* BEGIN *

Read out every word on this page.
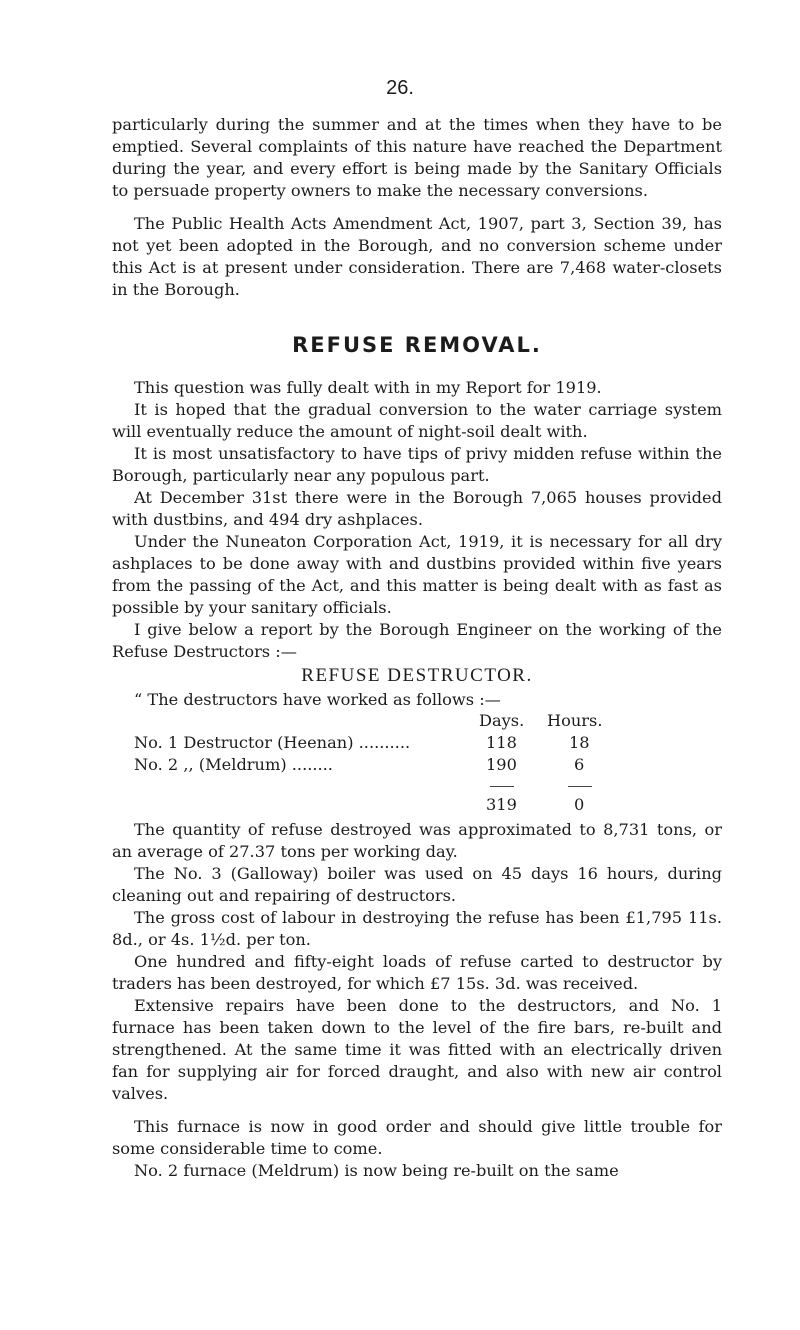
26.

particularly during the summer and at the times when they have to be emptied. Several complaints of this nature have reached the Department during the year, and every effort is being made by the Sanitary Officials to persuade property owners to make the necessary conversions.

The Public Health Acts Amendment Act, 1907, part 3, Section 39, has not yet been adopted in the Borough, and no conversion scheme under this Act is at present under consideration. There are 7,468 water-closets in the Borough.

REFUSE REMOVAL.

This question was fully dealt with in my Report for 1919.

It is hoped that the gradual conversion to the water carriage system will eventually reduce the amount of night-soil dealt with.

It is most unsatisfactory to have tips of privy midden refuse within the Borough, particularly near any populous part.

At December 31st there were in the Borough 7,065 houses provided with dustbins, and 494 dry ashplaces.

Under the Nuneaton Corporation Act, 1919, it is necessary for all dry ashplaces to be done away with and dustbins provided within five years from the passing of the Act, and this matter is being dealt with as fast as possible by your sanitary officials.

I give below a report by the Borough Engineer on the working of the Refuse Destructors :—

REFUSE DESTRUCTOR.

“ The destructors have worked as follows :—

Days. Hours.
No. 1 Destructor (Heenan) ..........	118	18
No. 2 ,, (Meldrum) ........	190	6
319	0

The quantity of refuse destroyed was approximated to 8,731 tons, or an average of 27.37 tons per working day.

The No. 3 (Galloway) boiler was used on 45 days 16 hours, during cleaning out and repairing of destructors.

The gross cost of labour in destroying the refuse has been £1,795 11s. 8d., or 4s. 1½d. per ton.

One hundred and fifty-eight loads of refuse carted to destructor by traders has been destroyed, for which £7 15s. 3d. was received.

Extensive repairs have been done to the destructors, and No. 1 furnace has been taken down to the level of the fire bars, re-built and strengthened. At the same time it was fitted with an electrically driven fan for supplying air for forced draught, and also with new air control valves.

This furnace is now in good order and should give little trouble for some considerable time to come.

No. 2 furnace (Meldrum) is now being re-built on the same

* END *

# What the exercise asks
Tally how many lines in the material above hold the word "done". Write only that number.

# Final answer
2